▸ **Task description**
Copy out every line of the items below word for word, leaving out the pictures.

▸ **Stored data**
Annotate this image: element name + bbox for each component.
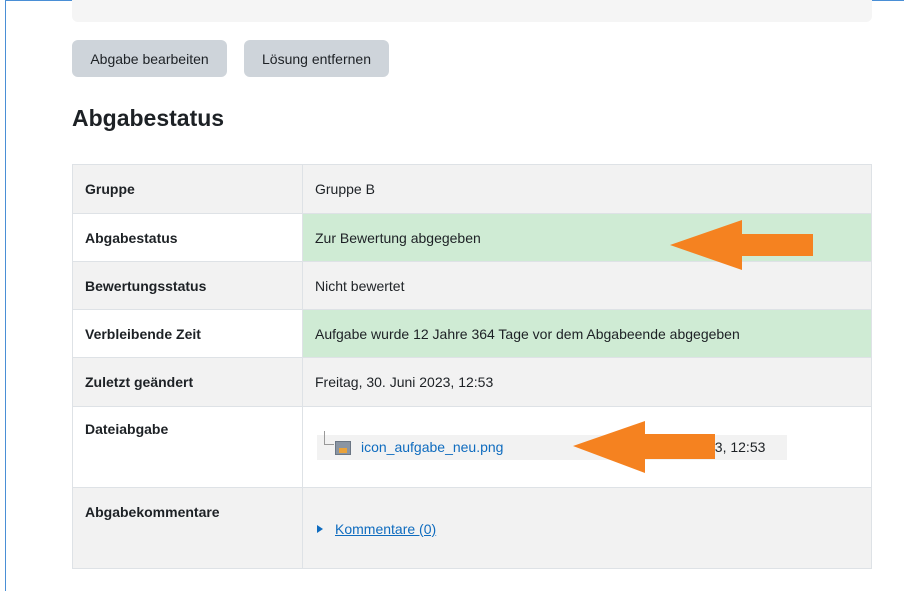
- comments-label: Abgabekommentare: [72, 487, 303, 569]
- table-row-last-modified: Zuletzt geändert Freitag, 30. Juni 2023,…: [72, 357, 872, 407]
- table-row-group: Gruppe Gruppe B: [72, 164, 872, 214]
- edit-submission-button[interactable]: Abgabe bearbeiten: [72, 40, 227, 77]
- last-modified-label: Zuletzt geändert: [72, 357, 303, 407]
- group-value: Gruppe B: [302, 164, 872, 214]
- previous-section-box: [72, 0, 872, 22]
- file-entry: icon_aufgabe_neu.png 23, 12:53: [317, 431, 787, 460]
- group-label: Gruppe: [72, 164, 303, 214]
- image-file-icon: [335, 441, 351, 455]
- file-link[interactable]: icon_aufgabe_neu.png: [361, 439, 503, 455]
- table-row-file-submission: Dateiabgabe icon_aufgabe_neu.png 23, 12:…: [72, 406, 872, 488]
- table-row-time-remaining: Verbleibende Zeit Aufgabe wurde 12 Jahre…: [72, 309, 872, 358]
- comments-cell: Kommentare (0): [302, 487, 872, 569]
- tree-connector: [324, 431, 334, 445]
- section-title: Abgabestatus: [72, 105, 225, 131]
- comments-link-label: Kommentare (0): [335, 521, 437, 537]
- window-border-left: [5, 0, 6, 591]
- file-submission-label: Dateiabgabe: [72, 406, 303, 488]
- table-row-comments: Abgabekommentare Kommentare (0): [72, 487, 872, 569]
- comments-toggle-link[interactable]: Kommentare (0): [317, 521, 859, 537]
- time-remaining-label: Verbleibende Zeit: [72, 309, 303, 358]
- remove-submission-button[interactable]: Lösung entfernen: [244, 40, 389, 77]
- caret-right-icon: [317, 525, 323, 533]
- orange-arrow-left-icon: [670, 220, 813, 270]
- orange-arrow-left-icon: [573, 421, 715, 473]
- last-modified-value: Freitag, 30. Juni 2023, 12:53: [302, 357, 872, 407]
- grading-status-label: Bewertungsstatus: [72, 261, 303, 310]
- time-remaining-value: Aufgabe wurde 12 Jahre 364 Tage vor dem …: [302, 309, 872, 358]
- submission-status-label: Abgabestatus: [72, 213, 303, 262]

▸ **Written solution**
Annotate this image: element name + bbox for each component.
- comments-label: Abgabekommentare: [72, 487, 303, 569]
- table-row-last-modified: Zuletzt geändert Freitag, 30. Juni 2023,…: [72, 357, 872, 407]
- table-row-group: Gruppe Gruppe B: [72, 164, 872, 214]
- edit-submission-button[interactable]: Abgabe bearbeiten: [72, 40, 227, 77]
- last-modified-label: Zuletzt geändert: [72, 357, 303, 407]
- group-value: Gruppe B: [302, 164, 872, 214]
- previous-section-box: [72, 0, 872, 22]
- file-entry: icon_aufgabe_neu.png 23, 12:53: [317, 431, 787, 460]
- group-label: Gruppe: [72, 164, 303, 214]
- image-file-icon: [335, 441, 351, 455]
- file-link[interactable]: icon_aufgabe_neu.png: [361, 439, 503, 455]
- table-row-file-submission: Dateiabgabe icon_aufgabe_neu.png 23, 12:…: [72, 406, 872, 488]
- table-row-time-remaining: Verbleibende Zeit Aufgabe wurde 12 Jahre…: [72, 309, 872, 358]
- comments-cell: Kommentare (0): [302, 487, 872, 569]
- tree-connector: [324, 431, 334, 445]
- section-title: Abgabestatus: [72, 105, 225, 131]
- comments-link-label: Kommentare (0): [335, 521, 437, 537]
- window-border-left: [5, 0, 6, 591]
- file-submission-label: Dateiabgabe: [72, 406, 303, 488]
- table-row-comments: Abgabekommentare Kommentare (0): [72, 487, 872, 569]
- comments-toggle-link[interactable]: Kommentare (0): [317, 521, 859, 537]
- time-remaining-label: Verbleibende Zeit: [72, 309, 303, 358]
- remove-submission-button[interactable]: Lösung entfernen: [244, 40, 389, 77]
- caret-right-icon: [317, 525, 323, 533]
- orange-arrow-left-icon: [670, 220, 813, 270]
- orange-arrow-left-icon: [573, 421, 715, 473]
- last-modified-value: Freitag, 30. Juni 2023, 12:53: [302, 357, 872, 407]
- grading-status-label: Bewertungsstatus: [72, 261, 303, 310]
- time-remaining-value: Aufgabe wurde 12 Jahre 364 Tage vor dem …: [302, 309, 872, 358]
- submission-status-label: Abgabestatus: [72, 213, 303, 262]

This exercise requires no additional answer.